Tag Archive | Maldonado

Spain – Qualifying – Maldonado on pole, Hamilton penalised

A dramatic qualifying session for tomorrow’s Spanish Grand Prix has resulted in Pastor Maldonado taking his first pole position. It is the first pole for the Williams team since Brazil 2010, and the first for the Williams-Renault partnership since 1997.

The surprises started in Q1 when Bruno Senna spun off while trying to progress to Q2. The Brazilian will be ruing his poor performance after team-mate Maldonado showed what the car can do.

Q2 saw the unexpected elimination of Jenson Button and Mark Webber. Button has struggled with the set-up of his McLaren all weekend, complaining of understeer throughout the practice sessions. Neither Red Bull seemed to have the pace to challenge at the front, and although Vettel managed to squeak into Q3, Webber was not so lucky, despite being only a tenth slower than his team-mate in Q2. Ferrari’s Felipe Massa seemed to re-discover his poor form, languishing down in 17th, while Alonso easily progressed to Q3. Maldonado topped the session, confirming indications from earlier in the weekend that the Williams FW34 works well around the Circuit de Catalunya.

The final session started with Sebastian Vettel going out on hard tyres for a very slow run, returning to the pits without completing a flying lap. The motivation for this strange tactic became clear when Vettel did not set a time in the session. He had simply been ensuring that he could save a new set of soft tyres for the race and also start first of the drivers who chose not to set a time in Q3. Michael Schumacher also chose not to set a time in Q3 in order to save a new set of soft tyres, and Kamui Kobayashi did not participate in the session, a hydraulics issue having forced him to stop on track at the end of Q2.

At the end of the session, Hamilton put in a last-minute stellar lap to beat Maldonado to pole by just over half a second. Fernando Alonso outperformed his car to qualify third, followed by the Lotus pair of Grosjean and Raikkonen, with Perez and Rosberg sixth and seventh respectively. And then the drama started.
=======
▶ GIVEN INSTRUCTION 1: Starting at the beginning of the records and ending at the line that contains "stat-value: 220 xyxy=(766,255,793,273)", switch "element" to "item" and write those lines out again with everything else left as it is.
=======
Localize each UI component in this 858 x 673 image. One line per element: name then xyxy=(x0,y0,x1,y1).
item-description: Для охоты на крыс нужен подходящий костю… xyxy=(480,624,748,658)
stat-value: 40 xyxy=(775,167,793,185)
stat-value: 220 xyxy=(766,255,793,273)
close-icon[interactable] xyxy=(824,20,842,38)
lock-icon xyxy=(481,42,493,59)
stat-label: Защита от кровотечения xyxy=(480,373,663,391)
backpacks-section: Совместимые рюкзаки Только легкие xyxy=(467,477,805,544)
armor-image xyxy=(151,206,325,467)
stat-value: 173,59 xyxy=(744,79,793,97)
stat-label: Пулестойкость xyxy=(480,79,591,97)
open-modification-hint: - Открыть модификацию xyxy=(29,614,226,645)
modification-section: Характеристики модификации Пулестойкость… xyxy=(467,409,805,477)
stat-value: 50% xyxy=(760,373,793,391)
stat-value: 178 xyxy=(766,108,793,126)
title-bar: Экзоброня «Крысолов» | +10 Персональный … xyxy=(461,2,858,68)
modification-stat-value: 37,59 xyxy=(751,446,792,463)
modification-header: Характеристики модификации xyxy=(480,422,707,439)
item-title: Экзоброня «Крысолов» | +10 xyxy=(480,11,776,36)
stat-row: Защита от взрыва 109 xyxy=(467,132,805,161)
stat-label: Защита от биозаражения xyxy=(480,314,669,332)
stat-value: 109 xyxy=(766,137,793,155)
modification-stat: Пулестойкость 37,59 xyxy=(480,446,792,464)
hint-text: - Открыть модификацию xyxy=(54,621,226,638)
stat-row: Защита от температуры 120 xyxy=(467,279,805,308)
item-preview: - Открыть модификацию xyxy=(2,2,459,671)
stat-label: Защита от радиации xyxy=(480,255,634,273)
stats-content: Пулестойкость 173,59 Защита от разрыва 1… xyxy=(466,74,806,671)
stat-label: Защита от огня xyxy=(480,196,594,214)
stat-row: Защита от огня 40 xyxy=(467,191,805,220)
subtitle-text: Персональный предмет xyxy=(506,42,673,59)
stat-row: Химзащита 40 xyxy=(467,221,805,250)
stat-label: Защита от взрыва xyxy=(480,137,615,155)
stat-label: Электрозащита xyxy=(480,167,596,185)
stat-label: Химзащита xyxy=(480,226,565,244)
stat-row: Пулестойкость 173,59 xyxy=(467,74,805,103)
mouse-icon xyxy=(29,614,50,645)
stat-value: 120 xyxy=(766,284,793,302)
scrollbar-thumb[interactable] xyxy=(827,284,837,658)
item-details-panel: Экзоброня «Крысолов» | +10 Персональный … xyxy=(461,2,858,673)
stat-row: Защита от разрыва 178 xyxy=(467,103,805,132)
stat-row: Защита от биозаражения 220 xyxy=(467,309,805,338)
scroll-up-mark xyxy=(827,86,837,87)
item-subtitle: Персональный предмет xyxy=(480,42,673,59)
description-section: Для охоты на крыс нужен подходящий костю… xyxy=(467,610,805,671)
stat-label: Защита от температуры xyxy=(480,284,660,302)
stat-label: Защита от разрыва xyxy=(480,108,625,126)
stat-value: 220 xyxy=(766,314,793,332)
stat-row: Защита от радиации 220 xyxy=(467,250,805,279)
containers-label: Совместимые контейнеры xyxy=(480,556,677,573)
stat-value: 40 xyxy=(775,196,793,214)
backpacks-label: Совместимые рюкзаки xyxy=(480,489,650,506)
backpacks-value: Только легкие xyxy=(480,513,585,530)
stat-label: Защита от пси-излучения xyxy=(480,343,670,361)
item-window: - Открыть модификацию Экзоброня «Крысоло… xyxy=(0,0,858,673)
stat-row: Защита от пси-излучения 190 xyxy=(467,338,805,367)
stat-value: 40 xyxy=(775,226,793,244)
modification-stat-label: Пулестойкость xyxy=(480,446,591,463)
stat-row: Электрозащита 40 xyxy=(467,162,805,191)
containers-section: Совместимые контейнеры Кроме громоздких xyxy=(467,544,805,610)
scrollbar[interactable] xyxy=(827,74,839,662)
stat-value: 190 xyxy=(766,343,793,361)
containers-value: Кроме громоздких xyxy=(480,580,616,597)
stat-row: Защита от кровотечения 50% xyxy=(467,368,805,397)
=======
▶ GIVEN INSTRUCTION 2: According to the qualifying report, what forced Kamui Kobayashi to stop on track at the end of Q2?

▶ CORRECT OUTPUT 1:
Localize each UI component in this 858 x 673 image. One line per item: name then xyxy=(x0,y0,x1,y1).
item-description: Для охоты на крыс нужен подходящий костю… xyxy=(480,624,748,658)
stat-value: 40 xyxy=(775,167,793,185)
stat-value: 220 xyxy=(766,255,793,273)

▶ CORRECT OUTPUT 2: A hydraulics issue.